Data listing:
........
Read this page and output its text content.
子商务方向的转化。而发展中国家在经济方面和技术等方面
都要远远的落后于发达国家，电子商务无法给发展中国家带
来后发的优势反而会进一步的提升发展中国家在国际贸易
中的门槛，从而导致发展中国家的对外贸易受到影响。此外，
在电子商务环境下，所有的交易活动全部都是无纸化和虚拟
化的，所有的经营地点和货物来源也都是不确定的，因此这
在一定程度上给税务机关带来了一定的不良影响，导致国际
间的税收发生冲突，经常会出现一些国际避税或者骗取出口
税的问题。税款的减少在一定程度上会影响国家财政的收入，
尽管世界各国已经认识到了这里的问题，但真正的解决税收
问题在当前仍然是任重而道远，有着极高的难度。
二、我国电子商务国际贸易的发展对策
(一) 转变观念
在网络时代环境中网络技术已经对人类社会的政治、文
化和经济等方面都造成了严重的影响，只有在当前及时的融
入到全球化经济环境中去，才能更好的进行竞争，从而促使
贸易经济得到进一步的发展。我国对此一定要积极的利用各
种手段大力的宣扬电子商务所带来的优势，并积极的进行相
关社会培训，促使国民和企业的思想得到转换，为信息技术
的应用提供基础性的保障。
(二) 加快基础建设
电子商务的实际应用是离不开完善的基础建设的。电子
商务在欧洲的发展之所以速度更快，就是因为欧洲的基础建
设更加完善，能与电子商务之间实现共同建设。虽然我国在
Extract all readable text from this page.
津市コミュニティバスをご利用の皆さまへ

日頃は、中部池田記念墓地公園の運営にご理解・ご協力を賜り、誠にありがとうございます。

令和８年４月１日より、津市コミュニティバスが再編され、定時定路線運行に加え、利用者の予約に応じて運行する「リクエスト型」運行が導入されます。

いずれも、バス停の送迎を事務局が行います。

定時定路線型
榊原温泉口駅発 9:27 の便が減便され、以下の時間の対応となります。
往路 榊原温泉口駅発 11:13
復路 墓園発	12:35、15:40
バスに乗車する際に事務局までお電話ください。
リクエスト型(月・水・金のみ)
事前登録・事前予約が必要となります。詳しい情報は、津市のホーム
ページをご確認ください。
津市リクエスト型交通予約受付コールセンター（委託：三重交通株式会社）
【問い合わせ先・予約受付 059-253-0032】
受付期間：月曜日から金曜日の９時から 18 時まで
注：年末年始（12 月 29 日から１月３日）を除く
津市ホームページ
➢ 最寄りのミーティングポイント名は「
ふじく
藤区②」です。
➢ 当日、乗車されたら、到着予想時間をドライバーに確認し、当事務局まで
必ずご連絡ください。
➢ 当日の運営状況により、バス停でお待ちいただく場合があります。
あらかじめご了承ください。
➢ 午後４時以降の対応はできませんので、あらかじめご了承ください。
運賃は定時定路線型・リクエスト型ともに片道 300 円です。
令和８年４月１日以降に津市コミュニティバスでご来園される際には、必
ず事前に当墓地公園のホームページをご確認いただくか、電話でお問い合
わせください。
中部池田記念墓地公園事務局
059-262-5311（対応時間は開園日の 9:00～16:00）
........
Return all of the data precisely as it appears.

THE RESPONSE ->
Read this page and output its text content.
子商务方向的转化。而发展中国家在经济方面和技术等方面
都要远远的落后于发达国家，电子商务无法给发展中国家带
来后发的优势反而会进一步的提升发展中国家在国际贸易
中的门槛，从而导致发展中国家的对外贸易受到影响。此外，
在电子商务环境下，所有的交易活动全部都是无纸化和虚拟
化的，所有的经营地点和货物来源也都是不确定的，因此这
在一定程度上给税务机关带来了一定的不良影响，导致国际
间的税收发生冲突，经常会出现一些国际避税或者骗取出口
税的问题。税款的减少在一定程度上会影响国家财政的收入，
尽管世界各国已经认识到了这里的问题，但真正的解决税收
问题在当前仍然是任重而道远，有着极高的难度。
二、我国电子商务国际贸易的发展对策
(一) 转变观念
在网络时代环境中网络技术已经对人类社会的政治、文
化和经济等方面都造成了严重的影响，只有在当前及时的融
入到全球化经济环境中去，才能更好的进行竞争，从而促使
贸易经济得到进一步的发展。我国对此一定要积极的利用各
种手段大力的宣扬电子商务所带来的优势，并积极的进行相
关社会培训，促使国民和企业的思想得到转换，为信息技术
的应用提供基础性的保障。
(二) 加快基础建设
电子商务的实际应用是离不开完善的基础建设的。电子
商务在欧洲的发展之所以速度更快，就是因为欧洲的基础建
设更加完善，能与电子商务之间实现共同建设。虽然我国在
Extract all readable text from this page.
津市コミュニティバスをご利用の皆さまへ

日頃は、中部池田記念墓地公園の運営にご理解・ご協力を賜り、誠にありがとうございます。

令和８年４月１日より、津市コミュニティバスが再編され、定時定路線運行に加え、利用者の予約に応じて運行する「リクエスト型」運行が導入されます。

いずれも、バス停の送迎を事務局が行います。

定時定路線型
榊原温泉口駅発 9:27 の便が減便され、以下の時間の対応となります。
往路 榊原温泉口駅発 11:13
復路 墓園発	12:35、15:40
バスに乗車する際に事務局までお電話ください。
リクエスト型(月・水・金のみ)
事前登録・事前予約が必要となります。詳しい情報は、津市のホーム
ページをご確認ください。
津市リクエスト型交通予約受付コールセンター（委託：三重交通株式会社）
【問い合わせ先・予約受付 059-253-0032】
受付期間：月曜日から金曜日の９時から 18 時まで
注：年末年始（12 月 29 日から１月３日）を除く
津市ホームページ
➢ 最寄りのミーティングポイント名は「
ふじく
藤区②」です。
➢ 当日、乗車されたら、到着予想時間をドライバーに確認し、当事務局まで
必ずご連絡ください。
➢ 当日の運営状況により、バス停でお待ちいただく場合があります。
あらかじめご了承ください。
➢ 午後４時以降の対応はできませんので、あらかじめご了承ください。
運賃は定時定路線型・リクエスト型ともに片道 300 円です。
令和８年４月１日以降に津市コミュニティバスでご来園される際には、必
ず事前に当墓地公園のホームページをご確認いただくか、電話でお問い合
わせください。
中部池田記念墓地公園事務局
059-262-5311（対応時間は開園日の 9:00～16:00）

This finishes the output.